WHAT THE EXERCISE ASKS: Extract each line containing the string "JSON".

━━━

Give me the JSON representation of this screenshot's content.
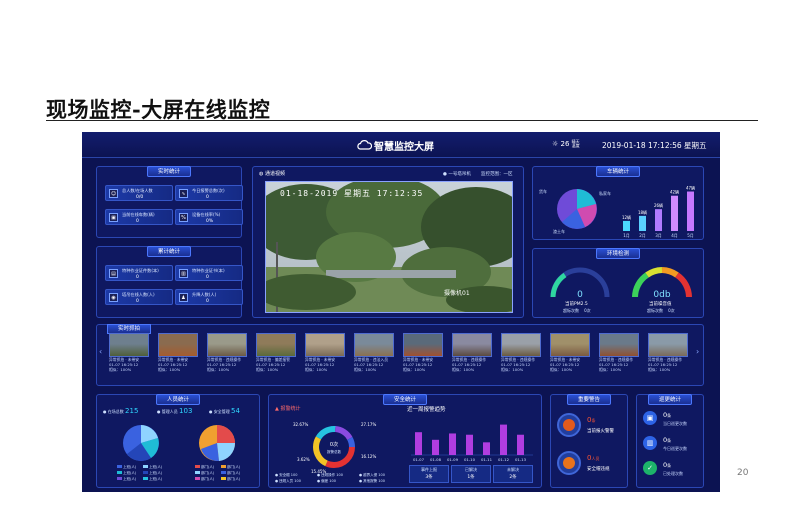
{
  "slide": {
    "title": "现场监控-大屏在线监控",
    "page_number": "20"
  },
  "dashboard": {
    "title": "智慧监控大屏",
    "weather": {
      "temp": "26",
      "unit": "晴天\n温度"
    },
    "datetime": "2019-01-18 17:12:56 星期五",
    "realtime_stats": {
      "title": "实时统计",
      "items": [
        {
          "label": "总人数/在场人数",
          "value": "0/0"
        },
        {
          "label": "今日报警总数(次)",
          "value": "0"
        },
        {
          "label": "当前在线车数(辆)",
          "value": "0"
        },
        {
          "label": "设备在线率(%)",
          "value": "0%"
        }
      ]
    },
    "accum_stats": {
      "title": "累计统计",
      "items": [
        {
          "label": "特种作业证件数(本)",
          "value": "0"
        },
        {
          "label": "特种作业证书(本)",
          "value": "0"
        },
        {
          "label": "塔吊在线人数(人)",
          "value": "0"
        },
        {
          "label": "升降人数(人)",
          "value": "0"
        }
      ]
    },
    "video": {
      "title": "通道视频",
      "camera_name": "一号塔吊机",
      "area": "监控范围：一区",
      "overlay_time": "01-18-2019 星期五 17:12:35",
      "overlay_tag": "摄像机01"
    },
    "vehicles": {
      "title": "车辆统计",
      "bars": [
        {
          "label": "1月",
          "value": 12,
          "text": "12辆"
        },
        {
          "label": "2月",
          "value": 18,
          "text": "18辆"
        },
        {
          "label": "3月",
          "value": 26,
          "text": "26辆"
        },
        {
          "label": "4月",
          "value": 42,
          "text": "42辆"
        },
        {
          "label": "5月",
          "value": 47,
          "text": "47辆"
        }
      ],
      "pie_labels": [
        "货车",
        "私家车",
        "渣土车"
      ]
    },
    "environment": {
      "title": "环境检测",
      "gauge1": {
        "value": "0",
        "label": "当前PM2.5",
        "sub": "超标次数    0次"
      },
      "gauge2": {
        "value": "0db",
        "label": "当前噪音值",
        "sub": "超标次数    0次"
      }
    },
    "realtime_capture": {
      "title": "实时抓拍",
      "cards": [
        {
          "t1": "异常抓拍 · 未带安",
          "t2": "01-07 16:25:12",
          "t3": "相似：100%"
        },
        {
          "t1": "异常抓拍 · 未带安",
          "t2": "01-07 16:25:12",
          "t3": "相似：100%"
        },
        {
          "t1": "异常抓拍 · 违规操作",
          "t2": "01-07 16:25:12",
          "t3": "相似：100%"
        },
        {
          "t1": "异常抓拍 · 偏差报警",
          "t2": "01-07 16:25:12",
          "t3": "相似：100%"
        },
        {
          "t1": "异常抓拍 · 未带安",
          "t2": "01-07 16:25:12",
          "t3": "相似：100%"
        },
        {
          "t1": "异常抓拍 · 违法入员",
          "t2": "01-07 16:25:12",
          "t3": "相似：100%"
        },
        {
          "t1": "异常抓拍 · 未带安",
          "t2": "01-07 16:25:12",
          "t3": "相似：100%"
        },
        {
          "t1": "异常抓拍 · 违规操作",
          "t2": "01-07 16:25:12",
          "t3": "相似：100%"
        },
        {
          "t1": "异常抓拍 · 违规操作",
          "t2": "01-07 16:25:12",
          "t3": "相似：100%"
        },
        {
          "t1": "异常抓拍 · 未带安",
          "t2": "01-07 16:25:12",
          "t3": "相似：100%"
        },
        {
          "t1": "异常抓拍 · 违规操作",
          "t2": "01-07 16:25:12",
          "t3": "相似：100%"
        },
        {
          "t1": "异常抓拍 · 违规操作",
          "t2": "01-07 16:25:12",
          "t3": "相似：100%"
        }
      ]
    },
    "personnel": {
      "title": "人员统计",
      "present": {
        "label": "● 在场总数",
        "value": "215"
      },
      "managers": {
        "label": "● 管理人员",
        "value": "103"
      },
      "security": {
        "label": "● 安全管理",
        "value": "54"
      },
      "legend1": [
        "上班(人)",
        "上班(人)",
        "上班(人)",
        "上班(人)",
        "上班(人)",
        "上班(人)"
      ],
      "legend2": [
        "部门(人)",
        "部门(人)",
        "部门(人)",
        "部门(人)",
        "部门(人)",
        "部门(人)"
      ]
    },
    "alarm_stats": {
      "title": "报警统计",
      "center_value": "0次",
      "center_label": "报警总数",
      "percents": [
        "32.67%",
        "27.17%",
        "3.62%",
        "16.12%",
        "15.45%"
      ],
      "legend": [
        "● 安全帽 100",
        "● 违规操作 100",
        "● 越界入侵 100",
        "● 违规入员 100",
        "● 偏差 100",
        "● 其他报警 100"
      ]
    },
    "safety": {
      "title": "安全统计",
      "chart_title": "近一周报警趋势",
      "bars": [
        {
          "label": "01-07",
          "value": 18
        },
        {
          "label": "01-08",
          "value": 12
        },
        {
          "label": "01-09",
          "value": 17
        },
        {
          "label": "01-10",
          "value": 16
        },
        {
          "label": "01-11",
          "value": 10
        },
        {
          "label": "01-12",
          "value": 24
        },
        {
          "label": "01-13",
          "value": 16
        }
      ],
      "summary": [
        {
          "label": "事件上报",
          "value": "3条"
        },
        {
          "label": "已解决",
          "value": "1条"
        },
        {
          "label": "未解决",
          "value": "2条"
        }
      ]
    },
    "warnings": {
      "title": "重要警告",
      "items": [
        {
          "value": "0",
          "unit": "条",
          "label": "当前报火警警"
        },
        {
          "value": "0",
          "unit": "人员",
          "label": "安全帽违规"
        }
      ]
    },
    "inspection": {
      "title": "巡更统计",
      "items": [
        {
          "value": "0",
          "unit": "条",
          "label": "当日巡更次数"
        },
        {
          "value": "0",
          "unit": "条",
          "label": "今日巡更次数"
        },
        {
          "value": "0",
          "unit": "条",
          "label": "已处理次数"
        }
      ]
    }
  },
  "colors": {
    "bg": "#0c1352",
    "panel_border": "#2b47b4",
    "accent": "#4c78ff"
  }
}
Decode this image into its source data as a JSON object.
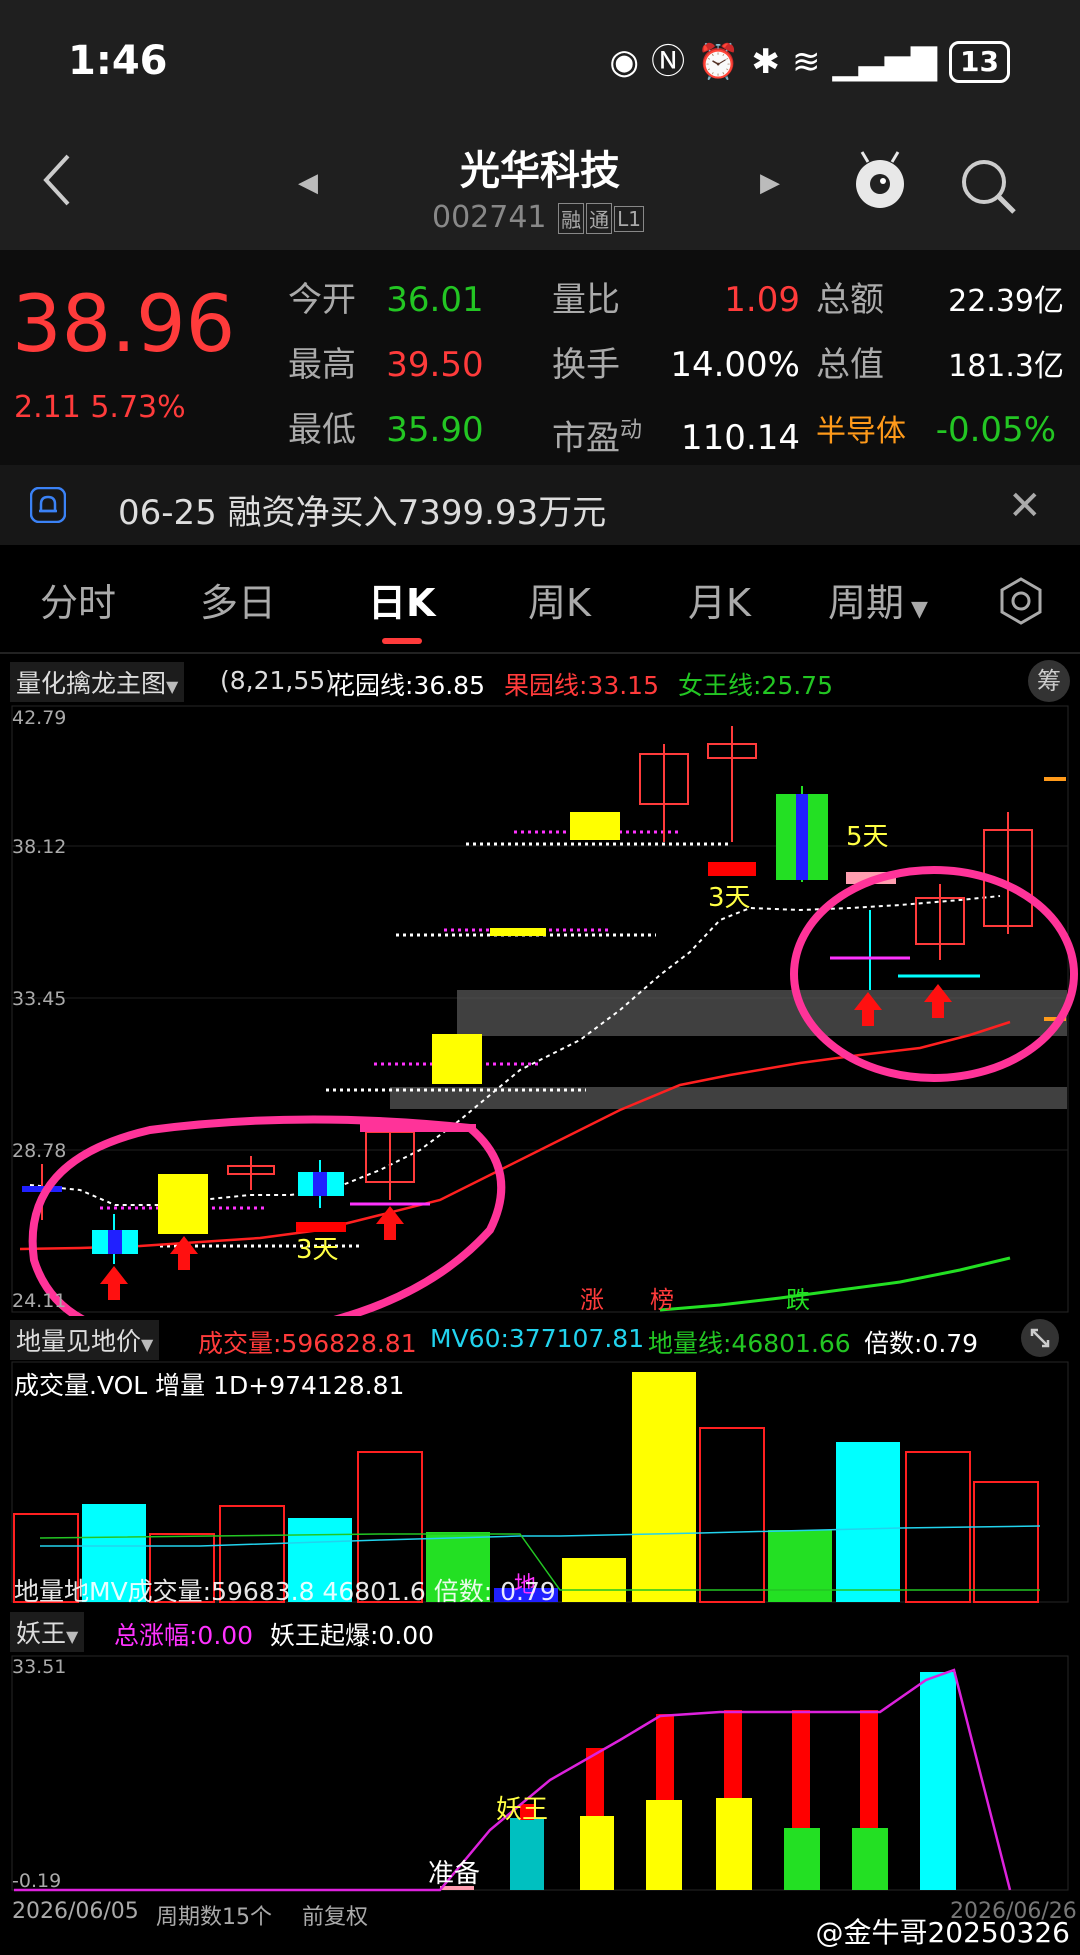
{
  "status": {
    "time": "1:46",
    "battery": "13"
  },
  "header": {
    "name": "光华科技",
    "code": "002741",
    "tags": [
      "融",
      "通",
      "L1"
    ]
  },
  "quote": {
    "price": "38.96",
    "change": "2.11",
    "change_pct": "5.73%",
    "col1": [
      {
        "label": "今开",
        "value": "36.01",
        "color": "#23c623"
      },
      {
        "label": "最高",
        "value": "39.50",
        "color": "#ff3b3b"
      },
      {
        "label": "最低",
        "value": "35.90",
        "color": "#23c623"
      }
    ],
    "col2": [
      {
        "label": "量比",
        "value": "1.09",
        "color": "#ff3b3b"
      },
      {
        "label": "换手",
        "value": "14.00%",
        "color": "#ffffff"
      },
      {
        "label": "市盈",
        "sup": "动",
        "value": "110.14",
        "color": "#ffffff"
      }
    ],
    "col3": [
      {
        "label": "总额",
        "value": "22.39亿",
        "color": "#ffffff"
      },
      {
        "label": "总值",
        "value": "181.3亿",
        "color": "#ffffff"
      },
      {
        "label": "半导体",
        "value": "-0.05%",
        "color": "#23c623",
        "label_color": "#ff9a1a"
      }
    ]
  },
  "notice": {
    "text": "06-25 融资净买入7399.93万元"
  },
  "tabs": [
    "分时",
    "多日",
    "日K",
    "周K",
    "月K",
    "周期"
  ],
  "main_indicator": {
    "name": "量化擒龙主图",
    "params": "(8,21,55)",
    "line1": "花园线:36.85",
    "line2": "果园线:33.15",
    "line3": "女王线:25.75",
    "btn": "筹"
  },
  "price_axis": [
    "42.79",
    "38.12",
    "33.45",
    "28.78",
    "24.11"
  ],
  "chart_labels": {
    "days5": "5天",
    "days3a": "3天",
    "days3b": "3天",
    "zhang": "涨",
    "bang": "榜",
    "die": "跌"
  },
  "volume_indicator": {
    "name": "地量见地价",
    "vol": "成交量:596828.81",
    "mv60": "MV60:377107.81",
    "diliang": "地量线:46801.66",
    "beishu": "倍数:0.79",
    "overlay1": "成交量.VOL 增量 1D+974128.81",
    "overlay2": "地量地MV成交量:59683.8 46801.6 倍数: 0.79",
    "di": "地"
  },
  "yao_indicator": {
    "name": "妖王",
    "total": "总涨幅:0.00",
    "qibao": "妖王起爆:0.00",
    "axis_top": "33.51",
    "axis_bottom": "-0.19",
    "label_yao": "妖王",
    "label_zhunbei": "准备"
  },
  "footer": {
    "start_date": "2026/06/05",
    "periods": "周期数15个",
    "adjust": "前复权",
    "end_date": "2026/06/26",
    "watermark": "@金牛哥20250326"
  },
  "colors": {
    "up": "#ff3b3b",
    "down": "#23c623",
    "yellow": "#ffff00",
    "cyan": "#00ffff",
    "magenta": "#ff3399"
  }
}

━━━

REPLY:
Give me the JSON representation of this screenshot's content.
Decode this image into its source data as a JSON object.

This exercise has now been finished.